**Problem to solve**
Restate, word for word, every line of the data.

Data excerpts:
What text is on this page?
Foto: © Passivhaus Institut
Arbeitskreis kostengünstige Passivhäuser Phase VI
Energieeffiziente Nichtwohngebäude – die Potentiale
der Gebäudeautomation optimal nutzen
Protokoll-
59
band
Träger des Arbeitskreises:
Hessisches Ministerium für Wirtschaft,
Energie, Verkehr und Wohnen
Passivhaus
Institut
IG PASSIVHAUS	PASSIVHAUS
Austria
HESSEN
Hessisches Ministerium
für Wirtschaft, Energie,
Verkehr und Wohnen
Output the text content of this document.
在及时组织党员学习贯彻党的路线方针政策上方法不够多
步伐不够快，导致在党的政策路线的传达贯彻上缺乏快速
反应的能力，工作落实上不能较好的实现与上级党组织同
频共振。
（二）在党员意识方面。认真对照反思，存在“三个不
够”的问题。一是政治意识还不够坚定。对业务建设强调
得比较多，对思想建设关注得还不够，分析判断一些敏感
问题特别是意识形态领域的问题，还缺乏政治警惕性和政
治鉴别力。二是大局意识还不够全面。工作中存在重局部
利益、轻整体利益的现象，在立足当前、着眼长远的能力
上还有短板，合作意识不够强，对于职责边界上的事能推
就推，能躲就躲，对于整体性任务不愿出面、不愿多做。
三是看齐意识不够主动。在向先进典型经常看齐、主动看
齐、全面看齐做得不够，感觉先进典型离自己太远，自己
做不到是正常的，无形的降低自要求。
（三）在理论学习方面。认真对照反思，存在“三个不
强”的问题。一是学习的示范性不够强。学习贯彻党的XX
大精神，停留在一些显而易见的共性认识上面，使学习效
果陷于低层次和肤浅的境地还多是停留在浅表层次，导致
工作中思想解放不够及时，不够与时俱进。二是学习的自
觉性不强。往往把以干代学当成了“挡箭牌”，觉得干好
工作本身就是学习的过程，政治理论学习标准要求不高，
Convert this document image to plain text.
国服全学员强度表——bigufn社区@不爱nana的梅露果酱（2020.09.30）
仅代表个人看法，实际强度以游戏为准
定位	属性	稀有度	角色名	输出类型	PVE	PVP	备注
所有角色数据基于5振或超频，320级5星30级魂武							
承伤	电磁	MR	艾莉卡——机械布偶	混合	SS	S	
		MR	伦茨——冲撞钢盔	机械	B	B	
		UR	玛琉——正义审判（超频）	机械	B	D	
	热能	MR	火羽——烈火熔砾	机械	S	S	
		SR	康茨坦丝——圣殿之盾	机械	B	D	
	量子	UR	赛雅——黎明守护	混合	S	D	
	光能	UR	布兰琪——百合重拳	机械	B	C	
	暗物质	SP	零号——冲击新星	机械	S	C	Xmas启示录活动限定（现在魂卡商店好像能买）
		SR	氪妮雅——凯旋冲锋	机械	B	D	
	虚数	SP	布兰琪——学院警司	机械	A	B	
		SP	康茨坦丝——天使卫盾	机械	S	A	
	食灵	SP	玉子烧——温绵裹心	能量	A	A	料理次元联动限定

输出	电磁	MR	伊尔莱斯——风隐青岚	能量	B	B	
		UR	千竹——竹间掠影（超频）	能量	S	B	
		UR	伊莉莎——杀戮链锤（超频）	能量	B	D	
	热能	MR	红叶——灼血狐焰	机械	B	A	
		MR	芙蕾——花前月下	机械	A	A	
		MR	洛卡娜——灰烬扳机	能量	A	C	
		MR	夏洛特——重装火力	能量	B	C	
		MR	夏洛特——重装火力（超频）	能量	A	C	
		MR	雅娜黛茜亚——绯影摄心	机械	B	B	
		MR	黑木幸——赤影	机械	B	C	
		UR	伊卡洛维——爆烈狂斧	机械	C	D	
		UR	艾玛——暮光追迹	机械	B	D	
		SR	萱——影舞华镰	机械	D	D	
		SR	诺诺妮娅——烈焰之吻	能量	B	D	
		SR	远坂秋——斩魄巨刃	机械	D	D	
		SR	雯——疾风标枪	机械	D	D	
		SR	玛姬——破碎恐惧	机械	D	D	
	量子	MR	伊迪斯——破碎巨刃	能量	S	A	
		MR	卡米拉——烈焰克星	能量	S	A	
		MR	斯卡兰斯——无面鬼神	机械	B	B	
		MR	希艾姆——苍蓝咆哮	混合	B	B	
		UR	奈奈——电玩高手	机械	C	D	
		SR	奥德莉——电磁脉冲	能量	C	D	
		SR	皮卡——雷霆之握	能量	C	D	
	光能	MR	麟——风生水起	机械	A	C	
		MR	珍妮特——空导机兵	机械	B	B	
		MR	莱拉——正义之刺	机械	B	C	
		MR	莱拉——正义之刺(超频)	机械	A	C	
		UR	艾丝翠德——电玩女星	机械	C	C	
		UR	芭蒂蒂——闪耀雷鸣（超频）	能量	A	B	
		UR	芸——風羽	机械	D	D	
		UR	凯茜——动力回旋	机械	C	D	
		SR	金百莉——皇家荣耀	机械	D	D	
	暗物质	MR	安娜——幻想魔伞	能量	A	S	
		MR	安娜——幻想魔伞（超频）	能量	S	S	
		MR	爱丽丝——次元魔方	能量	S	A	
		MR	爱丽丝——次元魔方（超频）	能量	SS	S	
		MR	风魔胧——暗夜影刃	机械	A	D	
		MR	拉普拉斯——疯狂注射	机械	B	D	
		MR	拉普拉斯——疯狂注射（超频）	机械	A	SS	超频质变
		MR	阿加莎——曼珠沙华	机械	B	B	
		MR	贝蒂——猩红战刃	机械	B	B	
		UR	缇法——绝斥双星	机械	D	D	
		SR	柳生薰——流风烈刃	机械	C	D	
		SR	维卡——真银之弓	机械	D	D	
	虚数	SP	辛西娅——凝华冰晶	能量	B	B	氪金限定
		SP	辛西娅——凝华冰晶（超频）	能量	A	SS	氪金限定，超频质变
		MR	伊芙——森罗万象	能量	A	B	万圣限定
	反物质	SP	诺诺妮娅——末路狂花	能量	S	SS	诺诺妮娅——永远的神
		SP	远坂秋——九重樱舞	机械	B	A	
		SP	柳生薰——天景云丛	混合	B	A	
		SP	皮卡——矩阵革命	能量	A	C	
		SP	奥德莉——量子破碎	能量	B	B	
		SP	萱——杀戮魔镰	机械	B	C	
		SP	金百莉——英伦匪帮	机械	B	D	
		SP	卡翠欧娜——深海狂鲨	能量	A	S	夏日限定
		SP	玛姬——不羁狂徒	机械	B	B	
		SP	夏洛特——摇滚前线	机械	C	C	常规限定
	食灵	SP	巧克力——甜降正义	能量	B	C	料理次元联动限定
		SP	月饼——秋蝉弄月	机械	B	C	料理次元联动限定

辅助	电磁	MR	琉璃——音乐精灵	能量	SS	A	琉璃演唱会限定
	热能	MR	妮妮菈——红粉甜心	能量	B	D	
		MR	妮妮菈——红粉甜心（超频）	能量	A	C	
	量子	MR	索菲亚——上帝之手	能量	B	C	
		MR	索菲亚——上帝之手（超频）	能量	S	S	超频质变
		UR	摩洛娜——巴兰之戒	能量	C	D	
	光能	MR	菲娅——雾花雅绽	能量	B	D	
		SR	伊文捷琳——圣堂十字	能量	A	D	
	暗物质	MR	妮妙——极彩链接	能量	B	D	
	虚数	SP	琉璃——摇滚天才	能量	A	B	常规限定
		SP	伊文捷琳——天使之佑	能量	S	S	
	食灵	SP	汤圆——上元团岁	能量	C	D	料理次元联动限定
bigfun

**Answer to this problem**
What text is on this page?
Foto: © Passivhaus Institut
Arbeitskreis kostengünstige Passivhäuser Phase VI
Energieeffiziente Nichtwohngebäude – die Potentiale
der Gebäudeautomation optimal nutzen
Protokoll-
59
band
Träger des Arbeitskreises:
Hessisches Ministerium für Wirtschaft,
Energie, Verkehr und Wohnen
Passivhaus
Institut
IG PASSIVHAUS	PASSIVHAUS
Austria
HESSEN
Hessisches Ministerium
für Wirtschaft, Energie,
Verkehr und Wohnen
Output the text content of this document.
在及时组织党员学习贯彻党的路线方针政策上方法不够多
步伐不够快，导致在党的政策路线的传达贯彻上缺乏快速
反应的能力，工作落实上不能较好的实现与上级党组织同
频共振。
（二）在党员意识方面。认真对照反思，存在“三个不
够”的问题。一是政治意识还不够坚定。对业务建设强调
得比较多，对思想建设关注得还不够，分析判断一些敏感
问题特别是意识形态领域的问题，还缺乏政治警惕性和政
治鉴别力。二是大局意识还不够全面。工作中存在重局部
利益、轻整体利益的现象，在立足当前、着眼长远的能力
上还有短板，合作意识不够强，对于职责边界上的事能推
就推，能躲就躲，对于整体性任务不愿出面、不愿多做。
三是看齐意识不够主动。在向先进典型经常看齐、主动看
齐、全面看齐做得不够，感觉先进典型离自己太远，自己
做不到是正常的，无形的降低自要求。
（三）在理论学习方面。认真对照反思，存在“三个不
强”的问题。一是学习的示范性不够强。学习贯彻党的XX
大精神，停留在一些显而易见的共性认识上面，使学习效
果陷于低层次和肤浅的境地还多是停留在浅表层次，导致
工作中思想解放不够及时，不够与时俱进。二是学习的自
觉性不强。往往把以干代学当成了“挡箭牌”，觉得干好
工作本身就是学习的过程，政治理论学习标准要求不高，
Convert this document image to plain text.
国服全学员强度表——bigufn社区@不爱nana的梅露果酱（2020.09.30）
仅代表个人看法，实际强度以游戏为准
定位	属性	稀有度	角色名	输出类型	PVE	PVP	备注
所有角色数据基于5振或超频，320级5星30级魂武							
承伤	电磁	MR	艾莉卡——机械布偶	混合	SS	S	
		MR	伦茨——冲撞钢盔	机械	B	B	
		UR	玛琉——正义审判（超频）	机械	B	D	
	热能	MR	火羽——烈火熔砾	机械	S	S	
		SR	康茨坦丝——圣殿之盾	机械	B	D	
	量子	UR	赛雅——黎明守护	混合	S	D	
	光能	UR	布兰琪——百合重拳	机械	B	C	
	暗物质	SP	零号——冲击新星	机械	S	C	Xmas启示录活动限定（现在魂卡商店好像能买）
		SR	氪妮雅——凯旋冲锋	机械	B	D	
	虚数	SP	布兰琪——学院警司	机械	A	B	
		SP	康茨坦丝——天使卫盾	机械	S	A	
	食灵	SP	玉子烧——温绵裹心	能量	A	A	料理次元联动限定

输出	电磁	MR	伊尔莱斯——风隐青岚	能量	B	B	
		UR	千竹——竹间掠影（超频）	能量	S	B	
		UR	伊莉莎——杀戮链锤（超频）	能量	B	D	
	热能	MR	红叶——灼血狐焰	机械	B	A	
		MR	芙蕾——花前月下	机械	A	A	
		MR	洛卡娜——灰烬扳机	能量	A	C	
		MR	夏洛特——重装火力	能量	B	C	
		MR	夏洛特——重装火力（超频）	能量	A	C	
		MR	雅娜黛茜亚——绯影摄心	机械	B	B	
		MR	黑木幸——赤影	机械	B	C	
		UR	伊卡洛维——爆烈狂斧	机械	C	D	
		UR	艾玛——暮光追迹	机械	B	D	
		SR	萱——影舞华镰	机械	D	D	
		SR	诺诺妮娅——烈焰之吻	能量	B	D	
		SR	远坂秋——斩魄巨刃	机械	D	D	
		SR	雯——疾风标枪	机械	D	D	
		SR	玛姬——破碎恐惧	机械	D	D	
	量子	MR	伊迪斯——破碎巨刃	能量	S	A	
		MR	卡米拉——烈焰克星	能量	S	A	
		MR	斯卡兰斯——无面鬼神	机械	B	B	
		MR	希艾姆——苍蓝咆哮	混合	B	B	
		UR	奈奈——电玩高手	机械	C	D	
		SR	奥德莉——电磁脉冲	能量	C	D	
		SR	皮卡——雷霆之握	能量	C	D	
	光能	MR	麟——风生水起	机械	A	C	
		MR	珍妮特——空导机兵	机械	B	B	
		MR	莱拉——正义之刺	机械	B	C	
		MR	莱拉——正义之刺(超频)	机械	A	C	
		UR	艾丝翠德——电玩女星	机械	C	C	
		UR	芭蒂蒂——闪耀雷鸣（超频）	能量	A	B	
		UR	芸——風羽	机械	D	D	
		UR	凯茜——动力回旋	机械	C	D	
		SR	金百莉——皇家荣耀	机械	D	D	
	暗物质	MR	安娜——幻想魔伞	能量	A	S	
		MR	安娜——幻想魔伞（超频）	能量	S	S	
		MR	爱丽丝——次元魔方	能量	S	A	
		MR	爱丽丝——次元魔方（超频）	能量	SS	S	
		MR	风魔胧——暗夜影刃	机械	A	D	
		MR	拉普拉斯——疯狂注射	机械	B	D	
		MR	拉普拉斯——疯狂注射（超频）	机械	A	SS	超频质变
		MR	阿加莎——曼珠沙华	机械	B	B	
		MR	贝蒂——猩红战刃	机械	B	B	
		UR	缇法——绝斥双星	机械	D	D	
		SR	柳生薰——流风烈刃	机械	C	D	
		SR	维卡——真银之弓	机械	D	D	
	虚数	SP	辛西娅——凝华冰晶	能量	B	B	氪金限定
		SP	辛西娅——凝华冰晶（超频）	能量	A	SS	氪金限定，超频质变
		MR	伊芙——森罗万象	能量	A	B	万圣限定
	反物质	SP	诺诺妮娅——末路狂花	能量	S	SS	诺诺妮娅——永远的神
		SP	远坂秋——九重樱舞	机械	B	A	
		SP	柳生薰——天景云丛	混合	B	A	
		SP	皮卡——矩阵革命	能量	A	C	
		SP	奥德莉——量子破碎	能量	B	B	
		SP	萱——杀戮魔镰	机械	B	C	
		SP	金百莉——英伦匪帮	机械	B	D	
		SP	卡翠欧娜——深海狂鲨	能量	A	S	夏日限定
		SP	玛姬——不羁狂徒	机械	B	B	
		SP	夏洛特——摇滚前线	机械	C	C	常规限定
	食灵	SP	巧克力——甜降正义	能量	B	C	料理次元联动限定
		SP	月饼——秋蝉弄月	机械	B	C	料理次元联动限定

辅助	电磁	MR	琉璃——音乐精灵	能量	SS	A	琉璃演唱会限定
	热能	MR	妮妮菈——红粉甜心	能量	B	D	
		MR	妮妮菈——红粉甜心（超频）	能量	A	C	
	量子	MR	索菲亚——上帝之手	能量	B	C	
		MR	索菲亚——上帝之手（超频）	能量	S	S	超频质变
		UR	摩洛娜——巴兰之戒	能量	C	D	
	光能	MR	菲娅——雾花雅绽	能量	B	D	
		SR	伊文捷琳——圣堂十字	能量	A	D	
	暗物质	MR	妮妙——极彩链接	能量	B	D	
	虚数	SP	琉璃——摇滚天才	能量	A	B	常规限定
		SP	伊文捷琳——天使之佑	能量	S	S	
	食灵	SP	汤圆——上元团岁	能量	C	D	料理次元联动限定
bigfun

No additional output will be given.